-- WRITTEN TASK --
Copy all of the following lines without changing anything.

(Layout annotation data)

────────────────

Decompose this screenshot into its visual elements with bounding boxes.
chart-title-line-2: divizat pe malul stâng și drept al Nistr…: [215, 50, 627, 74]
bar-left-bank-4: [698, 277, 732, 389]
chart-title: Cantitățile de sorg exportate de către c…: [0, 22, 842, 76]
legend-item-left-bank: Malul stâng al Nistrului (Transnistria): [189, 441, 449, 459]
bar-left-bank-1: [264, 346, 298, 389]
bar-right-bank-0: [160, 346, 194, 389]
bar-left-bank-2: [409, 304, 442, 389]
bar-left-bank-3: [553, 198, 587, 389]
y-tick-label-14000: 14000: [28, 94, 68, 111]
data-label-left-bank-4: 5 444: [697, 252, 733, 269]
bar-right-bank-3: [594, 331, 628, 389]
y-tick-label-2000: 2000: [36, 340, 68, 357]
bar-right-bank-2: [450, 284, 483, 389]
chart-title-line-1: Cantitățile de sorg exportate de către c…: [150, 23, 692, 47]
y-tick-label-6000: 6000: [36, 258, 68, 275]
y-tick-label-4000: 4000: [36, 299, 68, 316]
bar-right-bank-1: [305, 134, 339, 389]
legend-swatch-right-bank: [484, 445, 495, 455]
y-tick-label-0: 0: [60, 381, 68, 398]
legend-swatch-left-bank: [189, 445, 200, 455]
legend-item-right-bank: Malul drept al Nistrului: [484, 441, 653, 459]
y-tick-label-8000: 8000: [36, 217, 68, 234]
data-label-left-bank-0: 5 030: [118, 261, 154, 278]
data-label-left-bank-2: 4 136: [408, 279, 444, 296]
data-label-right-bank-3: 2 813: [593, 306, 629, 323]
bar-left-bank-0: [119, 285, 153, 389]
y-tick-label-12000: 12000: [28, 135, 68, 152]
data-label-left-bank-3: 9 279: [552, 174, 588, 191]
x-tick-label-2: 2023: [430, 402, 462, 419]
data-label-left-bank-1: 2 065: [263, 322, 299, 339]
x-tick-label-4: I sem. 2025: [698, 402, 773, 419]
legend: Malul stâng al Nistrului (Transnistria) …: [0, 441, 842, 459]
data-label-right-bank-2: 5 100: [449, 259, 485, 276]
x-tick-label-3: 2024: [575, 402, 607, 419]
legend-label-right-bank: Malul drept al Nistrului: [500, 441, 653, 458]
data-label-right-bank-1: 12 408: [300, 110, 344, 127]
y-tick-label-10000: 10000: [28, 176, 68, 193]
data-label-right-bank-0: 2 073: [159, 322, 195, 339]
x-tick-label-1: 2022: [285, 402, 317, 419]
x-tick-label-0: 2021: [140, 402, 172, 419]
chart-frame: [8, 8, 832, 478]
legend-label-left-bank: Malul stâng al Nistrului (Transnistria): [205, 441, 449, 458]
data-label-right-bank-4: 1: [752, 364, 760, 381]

────────────────

-- TASK RESPONSE --
Decompose this screenshot into its visual elements with bounding boxes.
chart-title-line-2: divizat pe malul stâng și drept al Nistr…: [215, 50, 627, 74]
bar-left-bank-4: [698, 277, 732, 389]
chart-title: Cantitățile de sorg exportate de către c…: [0, 22, 842, 76]
legend-item-left-bank: Malul stâng al Nistrului (Transnistria): [189, 441, 449, 459]
bar-left-bank-1: [264, 346, 298, 389]
bar-right-bank-0: [160, 346, 194, 389]
bar-left-bank-2: [409, 304, 442, 389]
bar-left-bank-3: [553, 198, 587, 389]
y-tick-label-14000: 14000: [28, 94, 68, 111]
data-label-left-bank-4: 5 444: [697, 252, 733, 269]
bar-right-bank-3: [594, 331, 628, 389]
y-tick-label-2000: 2000: [36, 340, 68, 357]
bar-right-bank-2: [450, 284, 483, 389]
chart-title-line-1: Cantitățile de sorg exportate de către c…: [150, 23, 692, 47]
y-tick-label-6000: 6000: [36, 258, 68, 275]
y-tick-label-4000: 4000: [36, 299, 68, 316]
bar-right-bank-1: [305, 134, 339, 389]
legend-swatch-right-bank: [484, 445, 495, 455]
y-tick-label-0: 0: [60, 381, 68, 398]
legend-swatch-left-bank: [189, 445, 200, 455]
legend-item-right-bank: Malul drept al Nistrului: [484, 441, 653, 459]
y-tick-label-8000: 8000: [36, 217, 68, 234]
data-label-left-bank-0: 5 030: [118, 261, 154, 278]
data-label-left-bank-2: 4 136: [408, 279, 444, 296]
data-label-right-bank-3: 2 813: [593, 306, 629, 323]
bar-left-bank-0: [119, 285, 153, 389]
y-tick-label-12000: 12000: [28, 135, 68, 152]
data-label-left-bank-3: 9 279: [552, 174, 588, 191]
x-tick-label-2: 2023: [430, 402, 462, 419]
data-label-left-bank-1: 2 065: [263, 322, 299, 339]
x-tick-label-4: I sem. 2025: [698, 402, 773, 419]
legend: Malul stâng al Nistrului (Transnistria) …: [0, 441, 842, 459]
data-label-right-bank-2: 5 100: [449, 259, 485, 276]
x-tick-label-3: 2024: [575, 402, 607, 419]
legend-label-right-bank: Malul drept al Nistrului: [500, 441, 653, 458]
data-label-right-bank-1: 12 408: [300, 110, 344, 127]
y-tick-label-10000: 10000: [28, 176, 68, 193]
data-label-right-bank-0: 2 073: [159, 322, 195, 339]
x-tick-label-1: 2022: [285, 402, 317, 419]
x-tick-label-0: 2021: [140, 402, 172, 419]
chart-frame: [8, 8, 832, 478]
legend-label-left-bank: Malul stâng al Nistrului (Transnistria): [205, 441, 449, 458]
data-label-right-bank-4: 1: [752, 364, 760, 381]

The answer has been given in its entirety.